Exercise requirements: Show every line of the data below that contains the string "我的钢铁".

======== Data to use ========

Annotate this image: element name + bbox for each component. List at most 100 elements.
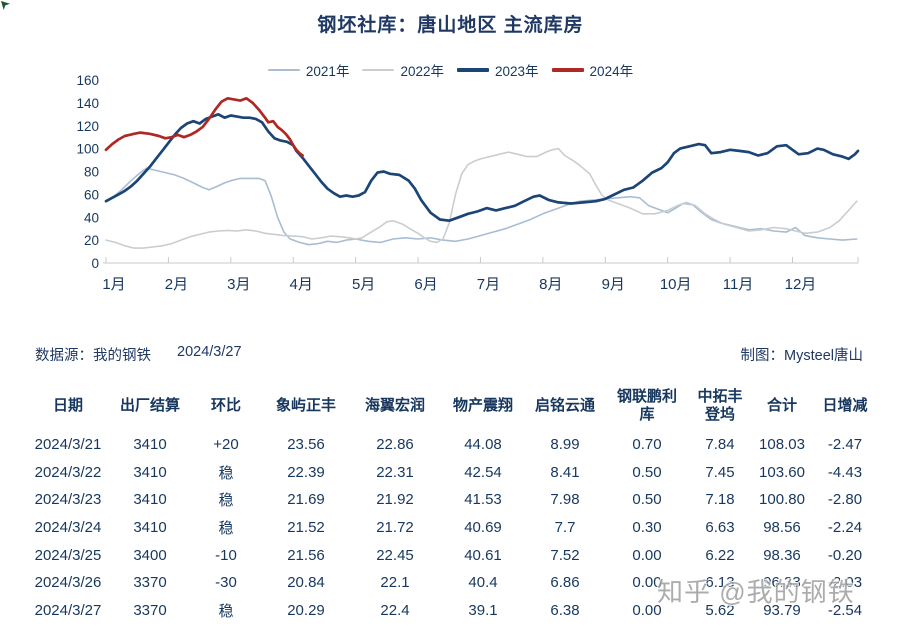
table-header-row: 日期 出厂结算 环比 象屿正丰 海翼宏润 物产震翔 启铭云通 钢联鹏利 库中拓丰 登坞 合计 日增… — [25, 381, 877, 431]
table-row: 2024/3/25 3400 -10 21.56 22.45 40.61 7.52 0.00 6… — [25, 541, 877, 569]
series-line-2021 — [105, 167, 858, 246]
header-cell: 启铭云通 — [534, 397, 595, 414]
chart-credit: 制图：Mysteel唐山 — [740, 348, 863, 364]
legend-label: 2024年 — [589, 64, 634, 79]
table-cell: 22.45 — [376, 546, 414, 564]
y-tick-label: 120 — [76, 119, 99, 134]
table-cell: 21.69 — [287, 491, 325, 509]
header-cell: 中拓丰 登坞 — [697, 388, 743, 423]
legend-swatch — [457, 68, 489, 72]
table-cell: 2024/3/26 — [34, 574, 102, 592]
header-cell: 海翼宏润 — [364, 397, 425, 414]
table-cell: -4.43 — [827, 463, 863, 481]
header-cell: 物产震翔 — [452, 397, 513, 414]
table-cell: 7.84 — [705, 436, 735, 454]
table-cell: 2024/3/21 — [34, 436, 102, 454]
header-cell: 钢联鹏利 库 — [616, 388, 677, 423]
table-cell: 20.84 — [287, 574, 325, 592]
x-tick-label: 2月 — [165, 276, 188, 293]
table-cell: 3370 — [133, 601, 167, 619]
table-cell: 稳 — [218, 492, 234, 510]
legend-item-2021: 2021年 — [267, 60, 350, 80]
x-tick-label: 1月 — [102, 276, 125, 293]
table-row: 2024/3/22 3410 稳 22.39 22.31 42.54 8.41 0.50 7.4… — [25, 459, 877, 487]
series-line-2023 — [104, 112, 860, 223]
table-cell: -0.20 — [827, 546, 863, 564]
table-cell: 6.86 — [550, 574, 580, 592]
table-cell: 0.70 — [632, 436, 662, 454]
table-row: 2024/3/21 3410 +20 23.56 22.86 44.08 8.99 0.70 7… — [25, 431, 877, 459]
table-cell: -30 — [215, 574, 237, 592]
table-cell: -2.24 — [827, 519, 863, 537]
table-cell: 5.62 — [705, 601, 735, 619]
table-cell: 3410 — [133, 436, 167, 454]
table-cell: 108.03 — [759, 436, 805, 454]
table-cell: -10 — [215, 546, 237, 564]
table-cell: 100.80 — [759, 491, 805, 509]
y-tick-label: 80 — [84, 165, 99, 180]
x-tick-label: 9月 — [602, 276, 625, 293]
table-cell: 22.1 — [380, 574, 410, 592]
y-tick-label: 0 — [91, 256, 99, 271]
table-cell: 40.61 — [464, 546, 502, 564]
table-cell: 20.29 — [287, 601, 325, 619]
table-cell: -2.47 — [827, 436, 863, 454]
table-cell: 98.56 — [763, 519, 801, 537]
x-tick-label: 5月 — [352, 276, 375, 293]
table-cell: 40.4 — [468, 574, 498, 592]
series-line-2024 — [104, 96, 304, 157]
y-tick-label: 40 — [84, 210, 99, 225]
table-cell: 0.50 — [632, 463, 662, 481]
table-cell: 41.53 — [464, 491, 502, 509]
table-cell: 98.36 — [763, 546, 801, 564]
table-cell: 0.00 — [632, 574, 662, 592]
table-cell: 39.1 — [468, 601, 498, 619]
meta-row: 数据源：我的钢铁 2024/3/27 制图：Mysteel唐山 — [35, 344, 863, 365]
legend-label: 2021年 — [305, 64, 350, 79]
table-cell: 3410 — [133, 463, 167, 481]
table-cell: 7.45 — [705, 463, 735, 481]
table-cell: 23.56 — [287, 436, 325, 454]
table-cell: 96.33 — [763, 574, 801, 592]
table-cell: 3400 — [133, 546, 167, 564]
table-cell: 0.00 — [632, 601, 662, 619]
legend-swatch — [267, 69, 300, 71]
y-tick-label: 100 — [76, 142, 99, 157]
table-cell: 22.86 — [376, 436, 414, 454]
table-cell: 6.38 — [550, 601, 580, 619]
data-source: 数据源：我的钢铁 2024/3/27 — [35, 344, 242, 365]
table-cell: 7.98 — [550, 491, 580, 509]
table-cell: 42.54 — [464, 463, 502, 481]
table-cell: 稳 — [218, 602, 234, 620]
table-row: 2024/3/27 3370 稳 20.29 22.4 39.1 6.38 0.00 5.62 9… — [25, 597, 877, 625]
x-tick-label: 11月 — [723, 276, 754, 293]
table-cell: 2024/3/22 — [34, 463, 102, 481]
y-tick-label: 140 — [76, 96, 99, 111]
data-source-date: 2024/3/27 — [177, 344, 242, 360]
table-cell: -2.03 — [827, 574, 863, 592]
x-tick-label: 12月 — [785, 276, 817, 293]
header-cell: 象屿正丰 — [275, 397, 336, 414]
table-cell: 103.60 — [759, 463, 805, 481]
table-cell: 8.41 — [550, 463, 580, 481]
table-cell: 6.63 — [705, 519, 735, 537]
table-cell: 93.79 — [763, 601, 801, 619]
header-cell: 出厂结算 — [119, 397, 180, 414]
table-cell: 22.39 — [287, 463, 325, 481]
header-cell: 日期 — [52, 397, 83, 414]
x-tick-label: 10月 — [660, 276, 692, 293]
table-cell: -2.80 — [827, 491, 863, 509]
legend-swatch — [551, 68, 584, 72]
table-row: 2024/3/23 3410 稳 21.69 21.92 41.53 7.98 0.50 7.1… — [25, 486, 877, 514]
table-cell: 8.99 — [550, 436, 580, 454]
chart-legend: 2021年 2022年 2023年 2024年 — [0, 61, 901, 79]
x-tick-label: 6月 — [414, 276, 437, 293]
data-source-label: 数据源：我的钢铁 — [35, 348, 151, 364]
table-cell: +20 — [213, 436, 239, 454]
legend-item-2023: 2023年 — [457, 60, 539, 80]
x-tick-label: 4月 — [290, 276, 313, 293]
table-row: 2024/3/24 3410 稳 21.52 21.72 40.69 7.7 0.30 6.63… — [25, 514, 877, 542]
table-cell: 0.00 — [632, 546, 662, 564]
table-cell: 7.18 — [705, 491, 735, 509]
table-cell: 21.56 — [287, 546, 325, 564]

========

Expected answer:
meta-row: 数据源：我的钢铁 2024/3/27 制图：Mysteel唐山 — [35, 344, 863, 365]
data-source: 数据源：我的钢铁 2024/3/27 — [35, 344, 242, 365]
data-source-label: 数据源：我的钢铁 — [35, 348, 151, 364]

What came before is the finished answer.